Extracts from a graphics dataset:
________________________

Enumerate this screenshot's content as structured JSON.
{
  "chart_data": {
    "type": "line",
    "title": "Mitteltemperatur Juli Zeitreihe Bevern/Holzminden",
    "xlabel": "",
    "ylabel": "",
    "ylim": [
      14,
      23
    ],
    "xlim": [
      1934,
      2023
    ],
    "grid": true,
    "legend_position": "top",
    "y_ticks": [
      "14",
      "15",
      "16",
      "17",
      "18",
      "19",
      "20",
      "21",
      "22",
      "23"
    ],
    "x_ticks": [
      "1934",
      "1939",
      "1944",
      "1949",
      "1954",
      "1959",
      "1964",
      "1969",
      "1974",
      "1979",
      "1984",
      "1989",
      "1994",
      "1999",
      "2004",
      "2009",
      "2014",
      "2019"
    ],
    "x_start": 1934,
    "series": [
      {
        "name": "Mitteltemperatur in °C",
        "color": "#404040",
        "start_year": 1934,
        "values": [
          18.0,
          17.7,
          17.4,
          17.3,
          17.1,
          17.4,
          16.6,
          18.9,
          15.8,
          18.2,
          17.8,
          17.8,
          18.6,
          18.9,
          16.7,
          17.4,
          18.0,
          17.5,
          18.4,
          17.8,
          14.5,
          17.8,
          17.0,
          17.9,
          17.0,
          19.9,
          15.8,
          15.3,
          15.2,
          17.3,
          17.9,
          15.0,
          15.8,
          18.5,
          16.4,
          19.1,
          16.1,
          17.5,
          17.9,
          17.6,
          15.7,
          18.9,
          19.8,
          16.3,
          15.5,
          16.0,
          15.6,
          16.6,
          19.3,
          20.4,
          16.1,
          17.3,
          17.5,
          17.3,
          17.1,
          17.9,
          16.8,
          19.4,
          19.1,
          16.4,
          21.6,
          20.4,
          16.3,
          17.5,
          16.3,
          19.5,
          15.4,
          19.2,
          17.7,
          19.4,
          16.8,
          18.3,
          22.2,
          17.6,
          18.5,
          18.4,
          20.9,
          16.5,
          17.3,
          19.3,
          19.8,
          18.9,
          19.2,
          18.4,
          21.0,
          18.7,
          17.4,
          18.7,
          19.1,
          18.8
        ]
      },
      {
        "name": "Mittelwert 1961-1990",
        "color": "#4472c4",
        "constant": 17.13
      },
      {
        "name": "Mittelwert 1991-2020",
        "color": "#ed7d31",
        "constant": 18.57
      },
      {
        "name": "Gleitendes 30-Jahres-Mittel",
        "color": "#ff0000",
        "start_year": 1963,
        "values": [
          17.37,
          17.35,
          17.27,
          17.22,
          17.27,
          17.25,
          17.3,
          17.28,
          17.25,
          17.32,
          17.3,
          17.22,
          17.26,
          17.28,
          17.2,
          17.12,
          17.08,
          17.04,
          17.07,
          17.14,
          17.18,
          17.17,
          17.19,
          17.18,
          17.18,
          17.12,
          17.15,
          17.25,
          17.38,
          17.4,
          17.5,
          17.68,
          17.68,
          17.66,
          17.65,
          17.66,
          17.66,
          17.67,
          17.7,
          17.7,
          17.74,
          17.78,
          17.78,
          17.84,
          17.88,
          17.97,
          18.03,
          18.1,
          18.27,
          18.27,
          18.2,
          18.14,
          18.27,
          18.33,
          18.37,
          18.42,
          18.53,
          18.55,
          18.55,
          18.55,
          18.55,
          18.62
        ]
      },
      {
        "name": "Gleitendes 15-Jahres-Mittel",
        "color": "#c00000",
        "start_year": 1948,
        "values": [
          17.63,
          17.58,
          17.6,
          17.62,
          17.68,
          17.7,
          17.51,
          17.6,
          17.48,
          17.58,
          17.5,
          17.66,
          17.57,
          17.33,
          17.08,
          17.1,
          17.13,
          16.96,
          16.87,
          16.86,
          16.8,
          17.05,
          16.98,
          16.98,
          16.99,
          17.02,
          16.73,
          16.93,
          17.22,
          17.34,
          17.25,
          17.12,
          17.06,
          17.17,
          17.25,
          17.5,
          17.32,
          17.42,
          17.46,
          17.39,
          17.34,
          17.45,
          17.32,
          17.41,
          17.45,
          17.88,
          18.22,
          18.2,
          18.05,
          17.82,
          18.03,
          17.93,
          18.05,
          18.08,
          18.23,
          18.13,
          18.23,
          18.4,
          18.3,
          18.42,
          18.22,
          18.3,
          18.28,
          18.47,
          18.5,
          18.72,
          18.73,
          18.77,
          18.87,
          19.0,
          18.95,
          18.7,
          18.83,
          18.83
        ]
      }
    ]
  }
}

________________________

Which lines contain "color"? Copy each of them.

### The result
        "color": "#404040",
        "color": "#4472c4",
        "color": "#ed7d31",
        "color": "#ff0000",
        "color": "#c00000",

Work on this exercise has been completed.